--- RECORDS FOR THE TASK ---
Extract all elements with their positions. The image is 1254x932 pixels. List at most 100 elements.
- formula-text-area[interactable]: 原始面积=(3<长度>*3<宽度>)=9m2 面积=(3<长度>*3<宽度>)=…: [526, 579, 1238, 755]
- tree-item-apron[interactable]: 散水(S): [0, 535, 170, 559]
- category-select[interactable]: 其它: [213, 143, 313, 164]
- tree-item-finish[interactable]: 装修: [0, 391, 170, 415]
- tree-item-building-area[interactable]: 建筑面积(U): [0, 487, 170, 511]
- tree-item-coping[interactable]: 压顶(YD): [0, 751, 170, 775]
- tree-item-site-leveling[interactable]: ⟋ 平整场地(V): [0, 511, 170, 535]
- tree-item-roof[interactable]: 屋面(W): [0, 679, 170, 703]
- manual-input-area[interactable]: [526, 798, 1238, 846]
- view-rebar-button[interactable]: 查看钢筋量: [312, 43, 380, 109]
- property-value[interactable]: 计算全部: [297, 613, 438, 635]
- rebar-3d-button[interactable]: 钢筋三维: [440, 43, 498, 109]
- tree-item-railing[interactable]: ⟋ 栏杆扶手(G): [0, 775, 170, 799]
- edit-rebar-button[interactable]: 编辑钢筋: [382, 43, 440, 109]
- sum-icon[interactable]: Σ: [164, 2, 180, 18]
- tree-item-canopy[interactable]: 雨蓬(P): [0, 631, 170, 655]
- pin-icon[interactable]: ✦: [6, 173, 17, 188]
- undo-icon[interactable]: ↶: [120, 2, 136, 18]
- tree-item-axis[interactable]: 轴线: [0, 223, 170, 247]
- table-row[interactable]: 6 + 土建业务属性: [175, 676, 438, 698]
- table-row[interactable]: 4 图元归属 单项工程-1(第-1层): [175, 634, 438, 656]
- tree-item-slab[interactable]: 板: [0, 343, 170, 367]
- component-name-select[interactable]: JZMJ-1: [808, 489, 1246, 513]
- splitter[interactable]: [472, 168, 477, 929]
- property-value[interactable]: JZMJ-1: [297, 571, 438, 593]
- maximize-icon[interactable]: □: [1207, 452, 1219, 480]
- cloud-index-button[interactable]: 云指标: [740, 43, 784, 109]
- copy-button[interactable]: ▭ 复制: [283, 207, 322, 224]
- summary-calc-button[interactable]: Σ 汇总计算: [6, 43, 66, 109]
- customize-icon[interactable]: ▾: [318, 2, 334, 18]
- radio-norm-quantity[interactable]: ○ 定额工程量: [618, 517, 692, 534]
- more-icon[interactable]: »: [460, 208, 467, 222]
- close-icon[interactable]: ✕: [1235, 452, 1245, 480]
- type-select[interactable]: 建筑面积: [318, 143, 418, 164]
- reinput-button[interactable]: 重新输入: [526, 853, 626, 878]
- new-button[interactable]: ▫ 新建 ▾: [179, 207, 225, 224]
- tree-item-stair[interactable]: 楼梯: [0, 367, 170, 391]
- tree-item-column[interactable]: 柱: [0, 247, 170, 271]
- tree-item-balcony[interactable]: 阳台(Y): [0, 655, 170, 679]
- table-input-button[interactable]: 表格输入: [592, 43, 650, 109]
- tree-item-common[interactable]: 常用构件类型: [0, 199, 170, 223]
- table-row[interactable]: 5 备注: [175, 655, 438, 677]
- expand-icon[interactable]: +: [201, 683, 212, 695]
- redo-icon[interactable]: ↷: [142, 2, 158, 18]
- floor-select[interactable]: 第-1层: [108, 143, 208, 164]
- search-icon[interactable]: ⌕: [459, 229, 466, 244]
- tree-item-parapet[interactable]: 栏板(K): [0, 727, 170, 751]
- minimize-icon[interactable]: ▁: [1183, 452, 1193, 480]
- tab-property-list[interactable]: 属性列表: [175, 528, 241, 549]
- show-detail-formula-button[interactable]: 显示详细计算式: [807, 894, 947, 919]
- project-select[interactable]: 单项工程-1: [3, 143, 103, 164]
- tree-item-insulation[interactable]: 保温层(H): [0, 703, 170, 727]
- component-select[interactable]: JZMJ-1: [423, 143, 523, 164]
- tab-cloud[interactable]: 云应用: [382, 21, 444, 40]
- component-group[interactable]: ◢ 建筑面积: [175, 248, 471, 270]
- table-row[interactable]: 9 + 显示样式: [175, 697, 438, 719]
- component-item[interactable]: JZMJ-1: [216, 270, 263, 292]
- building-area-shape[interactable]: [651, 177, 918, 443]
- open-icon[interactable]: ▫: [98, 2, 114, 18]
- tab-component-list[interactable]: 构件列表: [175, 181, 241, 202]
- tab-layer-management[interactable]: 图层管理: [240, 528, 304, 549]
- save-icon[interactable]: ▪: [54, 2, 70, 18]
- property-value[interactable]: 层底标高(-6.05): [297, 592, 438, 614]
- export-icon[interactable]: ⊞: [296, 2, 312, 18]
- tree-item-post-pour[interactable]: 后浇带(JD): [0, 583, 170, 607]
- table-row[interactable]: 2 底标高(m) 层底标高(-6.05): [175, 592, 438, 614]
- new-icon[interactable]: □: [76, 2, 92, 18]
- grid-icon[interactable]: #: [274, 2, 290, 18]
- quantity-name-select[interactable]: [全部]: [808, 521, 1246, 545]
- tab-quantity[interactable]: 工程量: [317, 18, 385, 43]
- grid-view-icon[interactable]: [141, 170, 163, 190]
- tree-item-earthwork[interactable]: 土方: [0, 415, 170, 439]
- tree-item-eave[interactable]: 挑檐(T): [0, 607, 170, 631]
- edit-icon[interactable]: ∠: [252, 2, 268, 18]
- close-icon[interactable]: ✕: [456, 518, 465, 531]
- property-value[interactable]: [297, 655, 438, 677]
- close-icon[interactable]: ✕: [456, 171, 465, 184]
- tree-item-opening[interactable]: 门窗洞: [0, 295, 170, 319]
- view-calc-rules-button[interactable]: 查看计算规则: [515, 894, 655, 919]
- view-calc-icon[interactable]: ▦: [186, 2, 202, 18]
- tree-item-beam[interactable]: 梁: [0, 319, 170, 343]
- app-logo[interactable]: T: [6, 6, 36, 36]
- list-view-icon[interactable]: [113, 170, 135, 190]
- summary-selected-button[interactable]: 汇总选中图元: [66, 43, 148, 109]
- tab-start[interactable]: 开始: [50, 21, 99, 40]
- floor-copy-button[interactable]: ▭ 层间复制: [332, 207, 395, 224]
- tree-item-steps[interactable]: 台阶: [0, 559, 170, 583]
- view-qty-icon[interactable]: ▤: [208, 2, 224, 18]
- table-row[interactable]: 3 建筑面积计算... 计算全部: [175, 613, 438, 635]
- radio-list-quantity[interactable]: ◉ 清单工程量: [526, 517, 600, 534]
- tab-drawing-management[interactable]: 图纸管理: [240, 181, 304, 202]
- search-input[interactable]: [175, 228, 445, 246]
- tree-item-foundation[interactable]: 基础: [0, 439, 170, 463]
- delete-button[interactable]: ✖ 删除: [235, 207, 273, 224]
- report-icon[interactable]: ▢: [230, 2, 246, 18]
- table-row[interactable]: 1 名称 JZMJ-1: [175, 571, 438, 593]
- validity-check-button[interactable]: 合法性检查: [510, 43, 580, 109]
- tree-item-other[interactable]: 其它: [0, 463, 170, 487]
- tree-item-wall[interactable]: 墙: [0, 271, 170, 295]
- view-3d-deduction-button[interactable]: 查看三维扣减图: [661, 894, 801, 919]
---
DO THIS: Reproduce all of the rows above, replacing every occurrence of "interactable" with "clickable" and leaving everything else unchanged.

THE REPLY:
Extract all elements with their positions. The image is 1254x932 pixels. List at most 100 elements.
- formula-text-area[clickable]: 原始面积=(3<长度>*3<宽度>)=9m2 面积=(3<长度>*3<宽度>)=…: [526, 579, 1238, 755]
- tree-item-apron[clickable]: 散水(S): [0, 535, 170, 559]
- category-select[clickable]: 其它: [213, 143, 313, 164]
- tree-item-finish[clickable]: 装修: [0, 391, 170, 415]
- tree-item-building-area[clickable]: 建筑面积(U): [0, 487, 170, 511]
- tree-item-coping[clickable]: 压顶(YD): [0, 751, 170, 775]
- tree-item-site-leveling[clickable]: ⟋ 平整场地(V): [0, 511, 170, 535]
- tree-item-roof[clickable]: 屋面(W): [0, 679, 170, 703]
- manual-input-area[clickable]: [526, 798, 1238, 846]
- view-rebar-button[clickable]: 查看钢筋量: [312, 43, 380, 109]
- property-value[clickable]: 计算全部: [297, 613, 438, 635]
- rebar-3d-button[clickable]: 钢筋三维: [440, 43, 498, 109]
- tree-item-railing[clickable]: ⟋ 栏杆扶手(G): [0, 775, 170, 799]
- edit-rebar-button[clickable]: 编辑钢筋: [382, 43, 440, 109]
- sum-icon[clickable]: Σ: [164, 2, 180, 18]
- tree-item-canopy[clickable]: 雨蓬(P): [0, 631, 170, 655]
- pin-icon[clickable]: ✦: [6, 173, 17, 188]
- undo-icon[clickable]: ↶: [120, 2, 136, 18]
- tree-item-axis[clickable]: 轴线: [0, 223, 170, 247]
- table-row[clickable]: 6 + 土建业务属性: [175, 676, 438, 698]
- table-row[clickable]: 4 图元归属 单项工程-1(第-1层): [175, 634, 438, 656]
- tree-item-slab[clickable]: 板: [0, 343, 170, 367]
- component-name-select[clickable]: JZMJ-1: [808, 489, 1246, 513]
- splitter[clickable]: [472, 168, 477, 929]
- property-value[clickable]: JZMJ-1: [297, 571, 438, 593]
- maximize-icon[clickable]: □: [1207, 452, 1219, 480]
- cloud-index-button[clickable]: 云指标: [740, 43, 784, 109]
- copy-button[clickable]: ▭ 复制: [283, 207, 322, 224]
- summary-calc-button[clickable]: Σ 汇总计算: [6, 43, 66, 109]
- customize-icon[clickable]: ▾: [318, 2, 334, 18]
- radio-norm-quantity[clickable]: ○ 定额工程量: [618, 517, 692, 534]
- more-icon[clickable]: »: [460, 208, 467, 222]
- close-icon[clickable]: ✕: [1235, 452, 1245, 480]
- type-select[clickable]: 建筑面积: [318, 143, 418, 164]
- reinput-button[clickable]: 重新输入: [526, 853, 626, 878]
- new-button[clickable]: ▫ 新建 ▾: [179, 207, 225, 224]
- tree-item-stair[clickable]: 楼梯: [0, 367, 170, 391]
- tree-item-column[clickable]: 柱: [0, 247, 170, 271]
- tree-item-balcony[clickable]: 阳台(Y): [0, 655, 170, 679]
- table-input-button[clickable]: 表格输入: [592, 43, 650, 109]
- tree-item-common[clickable]: 常用构件类型: [0, 199, 170, 223]
- table-row[clickable]: 5 备注: [175, 655, 438, 677]
- expand-icon[clickable]: +: [201, 683, 212, 695]
- redo-icon[clickable]: ↷: [142, 2, 158, 18]
- floor-select[clickable]: 第-1层: [108, 143, 208, 164]
- search-icon[clickable]: ⌕: [459, 229, 466, 244]
- tree-item-parapet[clickable]: 栏板(K): [0, 727, 170, 751]
- minimize-icon[clickable]: ▁: [1183, 452, 1193, 480]
- tab-property-list[clickable]: 属性列表: [175, 528, 241, 549]
- show-detail-formula-button[clickable]: 显示详细计算式: [807, 894, 947, 919]
- project-select[clickable]: 单项工程-1: [3, 143, 103, 164]
- tree-item-insulation[clickable]: 保温层(H): [0, 703, 170, 727]
- component-select[clickable]: JZMJ-1: [423, 143, 523, 164]
- tab-cloud[clickable]: 云应用: [382, 21, 444, 40]
- component-group[clickable]: ◢ 建筑面积: [175, 248, 471, 270]
- table-row[clickable]: 9 + 显示样式: [175, 697, 438, 719]
- component-item[clickable]: JZMJ-1: [216, 270, 263, 292]
- building-area-shape[clickable]: [651, 177, 918, 443]
- open-icon[clickable]: ▫: [98, 2, 114, 18]
- tab-component-list[clickable]: 构件列表: [175, 181, 241, 202]
- tab-layer-management[clickable]: 图层管理: [240, 528, 304, 549]
- save-icon[clickable]: ▪: [54, 2, 70, 18]
- property-value[clickable]: 层底标高(-6.05): [297, 592, 438, 614]
- export-icon[clickable]: ⊞: [296, 2, 312, 18]
- tree-item-post-pour[clickable]: 后浇带(JD): [0, 583, 170, 607]
- table-row[clickable]: 2 底标高(m) 层底标高(-6.05): [175, 592, 438, 614]
- new-icon[clickable]: □: [76, 2, 92, 18]
- grid-icon[clickable]: #: [274, 2, 290, 18]
- quantity-name-select[clickable]: [全部]: [808, 521, 1246, 545]
- tab-quantity[clickable]: 工程量: [317, 18, 385, 43]
- grid-view-icon[clickable]: [141, 170, 163, 190]
- tree-item-earthwork[clickable]: 土方: [0, 415, 170, 439]
- tree-item-eave[clickable]: 挑檐(T): [0, 607, 170, 631]
- edit-icon[clickable]: ∠: [252, 2, 268, 18]
- close-icon[clickable]: ✕: [456, 518, 465, 531]
- property-value[clickable]: [297, 655, 438, 677]
- close-icon[clickable]: ✕: [456, 171, 465, 184]
- tree-item-opening[clickable]: 门窗洞: [0, 295, 170, 319]
- view-calc-rules-button[clickable]: 查看计算规则: [515, 894, 655, 919]
- view-calc-icon[clickable]: ▦: [186, 2, 202, 18]
- tree-item-beam[clickable]: 梁: [0, 319, 170, 343]
- app-logo[clickable]: T: [6, 6, 36, 36]
- list-view-icon[clickable]: [113, 170, 135, 190]
- summary-selected-button[clickable]: 汇总选中图元: [66, 43, 148, 109]
- tab-start[clickable]: 开始: [50, 21, 99, 40]
- floor-copy-button[clickable]: ▭ 层间复制: [332, 207, 395, 224]
- tree-item-steps[clickable]: 台阶: [0, 559, 170, 583]
- view-qty-icon[clickable]: ▤: [208, 2, 224, 18]
- table-row[clickable]: 3 建筑面积计算... 计算全部: [175, 613, 438, 635]
- radio-list-quantity[clickable]: ◉ 清单工程量: [526, 517, 600, 534]
- tab-drawing-management[clickable]: 图纸管理: [240, 181, 304, 202]
- search-input[clickable]: [175, 228, 445, 246]
- tree-item-foundation[clickable]: 基础: [0, 439, 170, 463]
- delete-button[clickable]: ✖ 删除: [235, 207, 273, 224]
- report-icon[clickable]: ▢: [230, 2, 246, 18]
- table-row[clickable]: 1 名称 JZMJ-1: [175, 571, 438, 593]
- validity-check-button[clickable]: 合法性检查: [510, 43, 580, 109]
- tree-item-other[clickable]: 其它: [0, 463, 170, 487]
- tree-item-wall[clickable]: 墙: [0, 271, 170, 295]
- view-3d-deduction-button[clickable]: 查看三维扣减图: [661, 894, 801, 919]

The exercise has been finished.